:: Texte fourni ::
Et l’honnête cordonnier se dirige vers la maison qu’habite le musicien; mais, à peine entré dans la froide mansarde de son client, il se sent pris de remords, surtout à la vue du jeune homme pâle et amaigri par la misère. — Pourquoi m’apportez-vous ces galoches vous-même? S’écrie celui-ci. Je vous avais dit que j’irais les prendre chez vous; je ne puis pas vous les payer aujourd’hui. — Qu’à cela ne tienne, monsieur, répond le bottier; nous compterons plus tard. Prenez-les toujours, et ne vous inquiétez de rien. Et il se dirige vers la porte; puis, s’arrêtant : — Monsieur, ajoute-t-il, c’est dimanche prochain la fête de ma femme; nous aurons quelques personnes le soir; seriez-vous assez bon pour venir nous faire un peu de musique. Ma femme et ses amis raffolent de la danse[1]. — J’y serai, monsieur, répond l’artiste, vous pouvez y compter.

:: Données affichées ::

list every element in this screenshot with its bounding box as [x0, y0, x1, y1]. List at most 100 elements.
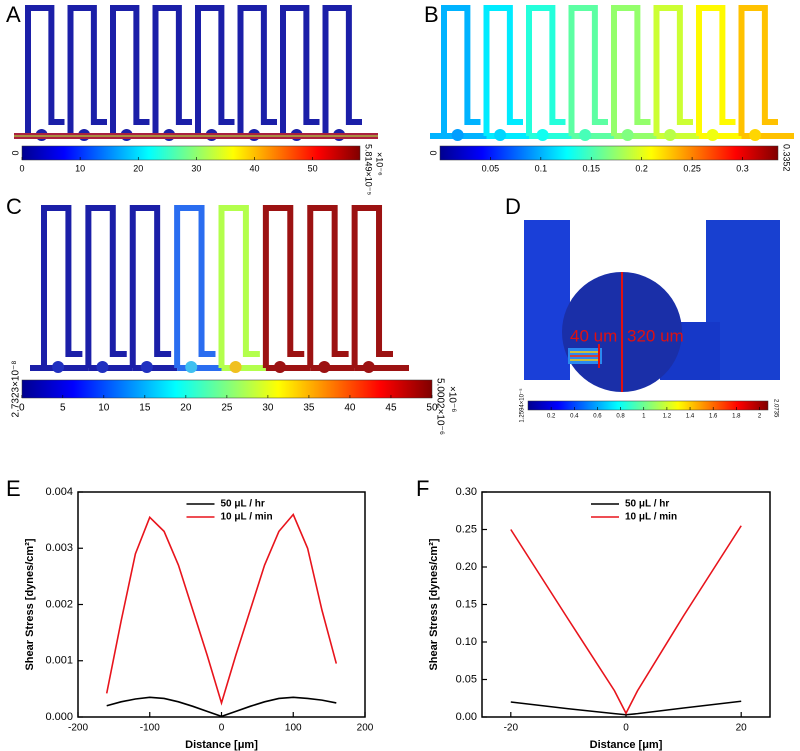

:: But de l'exercice ::
Répondez brièvement à ces questions à partir du texte fourni.
(a) Que ressent le cordonnier en entrant dans la mansarde de son client ?
(b) Quel jour a lieu la fête de la femme du cordonnier ?
(c) De quoi sa femme et ses amis raffolent-ils ?

:: Résultat ::
(a) Il se sent pris de remords.
(b) Dimanche prochain.
(c) De la danse.